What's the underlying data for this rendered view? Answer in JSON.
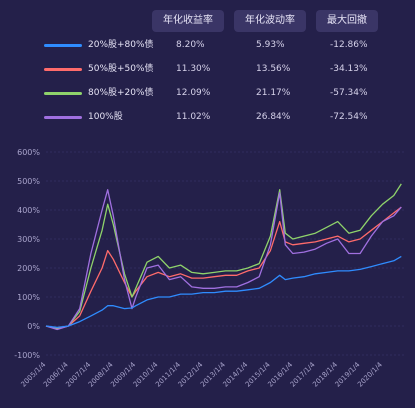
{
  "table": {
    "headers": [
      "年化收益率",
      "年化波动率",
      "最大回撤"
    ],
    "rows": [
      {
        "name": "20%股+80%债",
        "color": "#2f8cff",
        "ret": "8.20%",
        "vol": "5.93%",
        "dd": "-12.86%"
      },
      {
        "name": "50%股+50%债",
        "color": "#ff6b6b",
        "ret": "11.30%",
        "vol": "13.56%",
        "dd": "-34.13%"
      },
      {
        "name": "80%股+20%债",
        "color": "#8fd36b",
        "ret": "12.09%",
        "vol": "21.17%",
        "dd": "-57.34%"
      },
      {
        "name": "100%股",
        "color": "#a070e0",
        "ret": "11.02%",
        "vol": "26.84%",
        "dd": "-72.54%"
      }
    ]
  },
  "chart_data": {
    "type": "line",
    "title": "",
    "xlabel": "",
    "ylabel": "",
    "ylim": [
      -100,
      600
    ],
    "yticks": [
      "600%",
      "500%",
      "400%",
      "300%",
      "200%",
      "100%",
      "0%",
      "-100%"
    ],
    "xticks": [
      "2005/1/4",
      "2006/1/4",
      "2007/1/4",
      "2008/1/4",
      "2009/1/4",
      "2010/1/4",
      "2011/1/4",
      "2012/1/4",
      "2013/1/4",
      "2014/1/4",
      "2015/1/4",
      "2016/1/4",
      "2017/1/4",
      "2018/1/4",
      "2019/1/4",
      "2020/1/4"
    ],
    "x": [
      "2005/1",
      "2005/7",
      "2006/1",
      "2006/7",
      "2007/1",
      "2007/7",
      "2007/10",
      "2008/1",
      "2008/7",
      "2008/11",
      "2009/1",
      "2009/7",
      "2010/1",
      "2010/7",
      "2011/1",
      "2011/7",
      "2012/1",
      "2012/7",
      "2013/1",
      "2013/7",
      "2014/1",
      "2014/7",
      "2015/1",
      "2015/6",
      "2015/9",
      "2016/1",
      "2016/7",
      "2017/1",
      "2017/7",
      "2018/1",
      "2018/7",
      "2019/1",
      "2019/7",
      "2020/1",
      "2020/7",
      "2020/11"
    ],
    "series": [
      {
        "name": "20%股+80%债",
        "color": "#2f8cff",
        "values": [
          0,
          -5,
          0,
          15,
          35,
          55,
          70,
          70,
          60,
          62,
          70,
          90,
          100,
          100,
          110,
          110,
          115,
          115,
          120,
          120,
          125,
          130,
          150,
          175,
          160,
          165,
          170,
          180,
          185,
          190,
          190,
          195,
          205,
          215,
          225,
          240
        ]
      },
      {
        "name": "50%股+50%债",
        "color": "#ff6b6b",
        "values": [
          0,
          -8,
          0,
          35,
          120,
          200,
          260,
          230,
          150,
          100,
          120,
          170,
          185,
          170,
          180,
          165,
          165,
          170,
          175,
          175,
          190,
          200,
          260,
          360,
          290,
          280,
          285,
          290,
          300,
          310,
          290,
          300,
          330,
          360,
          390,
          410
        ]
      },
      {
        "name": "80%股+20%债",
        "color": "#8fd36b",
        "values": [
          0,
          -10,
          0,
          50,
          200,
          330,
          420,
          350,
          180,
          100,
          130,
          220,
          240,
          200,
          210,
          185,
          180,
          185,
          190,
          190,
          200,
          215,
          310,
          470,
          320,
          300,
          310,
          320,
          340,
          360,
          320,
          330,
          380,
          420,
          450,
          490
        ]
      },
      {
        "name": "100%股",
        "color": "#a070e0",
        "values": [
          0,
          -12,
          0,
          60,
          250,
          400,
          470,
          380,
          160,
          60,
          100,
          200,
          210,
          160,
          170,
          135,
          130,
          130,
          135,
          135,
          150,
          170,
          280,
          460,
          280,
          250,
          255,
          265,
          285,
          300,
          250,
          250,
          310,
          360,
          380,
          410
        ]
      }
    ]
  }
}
────────────────
Copy all the entries word for word. Omit any pictures.

What's the underlying data for this rendered view? Answer in JSON.
{
  "table": {
    "headers": [
      "年化收益率",
      "年化波动率",
      "最大回撤"
    ],
    "rows": [
      {
        "name": "20%股+80%债",
        "color": "#2f8cff",
        "ret": "8.20%",
        "vol": "5.93%",
        "dd": "-12.86%"
      },
      {
        "name": "50%股+50%债",
        "color": "#ff6b6b",
        "ret": "11.30%",
        "vol": "13.56%",
        "dd": "-34.13%"
      },
      {
        "name": "80%股+20%债",
        "color": "#8fd36b",
        "ret": "12.09%",
        "vol": "21.17%",
        "dd": "-57.34%"
      },
      {
        "name": "100%股",
        "color": "#a070e0",
        "ret": "11.02%",
        "vol": "26.84%",
        "dd": "-72.54%"
      }
    ]
  },
  "chart_data": {
    "type": "line",
    "title": "",
    "xlabel": "",
    "ylabel": "",
    "ylim": [
      -100,
      600
    ],
    "yticks": [
      "600%",
      "500%",
      "400%",
      "300%",
      "200%",
      "100%",
      "0%",
      "-100%"
    ],
    "xticks": [
      "2005/1/4",
      "2006/1/4",
      "2007/1/4",
      "2008/1/4",
      "2009/1/4",
      "2010/1/4",
      "2011/1/4",
      "2012/1/4",
      "2013/1/4",
      "2014/1/4",
      "2015/1/4",
      "2016/1/4",
      "2017/1/4",
      "2018/1/4",
      "2019/1/4",
      "2020/1/4"
    ],
    "x": [
      "2005/1",
      "2005/7",
      "2006/1",
      "2006/7",
      "2007/1",
      "2007/7",
      "2007/10",
      "2008/1",
      "2008/7",
      "2008/11",
      "2009/1",
      "2009/7",
      "2010/1",
      "2010/7",
      "2011/1",
      "2011/7",
      "2012/1",
      "2012/7",
      "2013/1",
      "2013/7",
      "2014/1",
      "2014/7",
      "2015/1",
      "2015/6",
      "2015/9",
      "2016/1",
      "2016/7",
      "2017/1",
      "2017/7",
      "2018/1",
      "2018/7",
      "2019/1",
      "2019/7",
      "2020/1",
      "2020/7",
      "2020/11"
    ],
    "series": [
      {
        "name": "20%股+80%债",
        "color": "#2f8cff",
        "values": [
          0,
          -5,
          0,
          15,
          35,
          55,
          70,
          70,
          60,
          62,
          70,
          90,
          100,
          100,
          110,
          110,
          115,
          115,
          120,
          120,
          125,
          130,
          150,
          175,
          160,
          165,
          170,
          180,
          185,
          190,
          190,
          195,
          205,
          215,
          225,
          240
        ]
      },
      {
        "name": "50%股+50%债",
        "color": "#ff6b6b",
        "values": [
          0,
          -8,
          0,
          35,
          120,
          200,
          260,
          230,
          150,
          100,
          120,
          170,
          185,
          170,
          180,
          165,
          165,
          170,
          175,
          175,
          190,
          200,
          260,
          360,
          290,
          280,
          285,
          290,
          300,
          310,
          290,
          300,
          330,
          360,
          390,
          410
        ]
      },
      {
        "name": "80%股+20%债",
        "color": "#8fd36b",
        "values": [
          0,
          -10,
          0,
          50,
          200,
          330,
          420,
          350,
          180,
          100,
          130,
          220,
          240,
          200,
          210,
          185,
          180,
          185,
          190,
          190,
          200,
          215,
          310,
          470,
          320,
          300,
          310,
          320,
          340,
          360,
          320,
          330,
          380,
          420,
          450,
          490
        ]
      },
      {
        "name": "100%股",
        "color": "#a070e0",
        "values": [
          0,
          -12,
          0,
          60,
          250,
          400,
          470,
          380,
          160,
          60,
          100,
          200,
          210,
          160,
          170,
          135,
          130,
          130,
          135,
          135,
          150,
          170,
          280,
          460,
          280,
          250,
          255,
          265,
          285,
          300,
          250,
          250,
          310,
          360,
          380,
          410
        ]
      }
    ]
  }
}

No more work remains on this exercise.